***** MATERIAL FOR THIS EXERCISE

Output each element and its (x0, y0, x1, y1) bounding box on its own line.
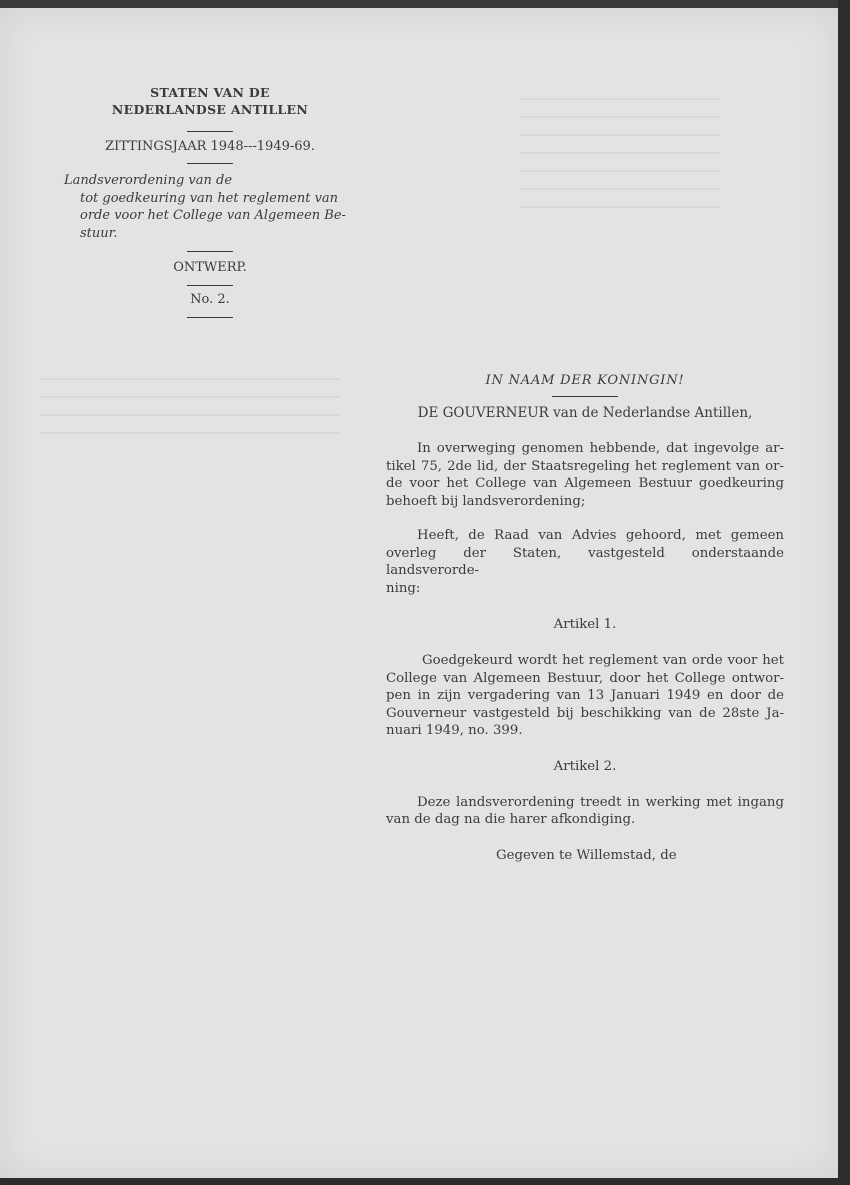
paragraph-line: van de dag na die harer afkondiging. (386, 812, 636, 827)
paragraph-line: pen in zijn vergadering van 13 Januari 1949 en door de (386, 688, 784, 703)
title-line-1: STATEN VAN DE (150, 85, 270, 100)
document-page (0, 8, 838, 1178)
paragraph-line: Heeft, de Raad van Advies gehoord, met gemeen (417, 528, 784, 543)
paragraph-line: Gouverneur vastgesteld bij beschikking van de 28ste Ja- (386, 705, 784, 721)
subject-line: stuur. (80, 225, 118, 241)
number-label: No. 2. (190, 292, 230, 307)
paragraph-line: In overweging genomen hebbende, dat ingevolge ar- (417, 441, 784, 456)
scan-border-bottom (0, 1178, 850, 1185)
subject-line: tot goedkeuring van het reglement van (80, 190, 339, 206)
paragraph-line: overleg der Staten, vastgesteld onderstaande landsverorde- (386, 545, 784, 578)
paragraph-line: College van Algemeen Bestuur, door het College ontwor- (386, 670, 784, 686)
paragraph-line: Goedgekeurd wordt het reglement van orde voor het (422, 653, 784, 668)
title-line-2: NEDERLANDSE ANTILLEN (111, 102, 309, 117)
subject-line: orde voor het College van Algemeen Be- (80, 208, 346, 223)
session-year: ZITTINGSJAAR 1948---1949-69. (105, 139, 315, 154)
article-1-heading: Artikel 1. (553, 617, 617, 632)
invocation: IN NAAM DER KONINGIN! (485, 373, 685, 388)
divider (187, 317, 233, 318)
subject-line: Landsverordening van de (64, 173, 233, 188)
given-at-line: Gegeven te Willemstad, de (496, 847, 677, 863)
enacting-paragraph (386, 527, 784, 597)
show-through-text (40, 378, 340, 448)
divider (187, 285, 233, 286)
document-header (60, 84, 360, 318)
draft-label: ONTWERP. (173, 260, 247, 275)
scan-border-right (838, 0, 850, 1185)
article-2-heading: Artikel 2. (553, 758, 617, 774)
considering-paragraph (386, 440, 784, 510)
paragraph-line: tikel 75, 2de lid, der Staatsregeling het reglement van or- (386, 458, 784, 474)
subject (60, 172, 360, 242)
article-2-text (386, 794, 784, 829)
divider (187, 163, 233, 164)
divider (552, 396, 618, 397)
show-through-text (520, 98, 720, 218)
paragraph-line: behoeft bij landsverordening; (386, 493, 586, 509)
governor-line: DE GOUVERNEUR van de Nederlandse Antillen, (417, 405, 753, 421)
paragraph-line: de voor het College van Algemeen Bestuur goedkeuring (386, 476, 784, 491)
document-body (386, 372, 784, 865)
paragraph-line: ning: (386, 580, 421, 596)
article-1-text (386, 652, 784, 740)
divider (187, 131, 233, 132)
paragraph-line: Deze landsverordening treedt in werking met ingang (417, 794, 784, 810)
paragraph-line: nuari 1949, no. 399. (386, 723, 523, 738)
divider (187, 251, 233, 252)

**********

- _BRIEF_: Please filter the entries above down to the lines holding "heading" and copy them.

- _ANSWER TO THIS PROBLEM_:
article-1-heading: Artikel 1. (553, 617, 617, 632)
article-2-heading: Artikel 2. (553, 758, 617, 774)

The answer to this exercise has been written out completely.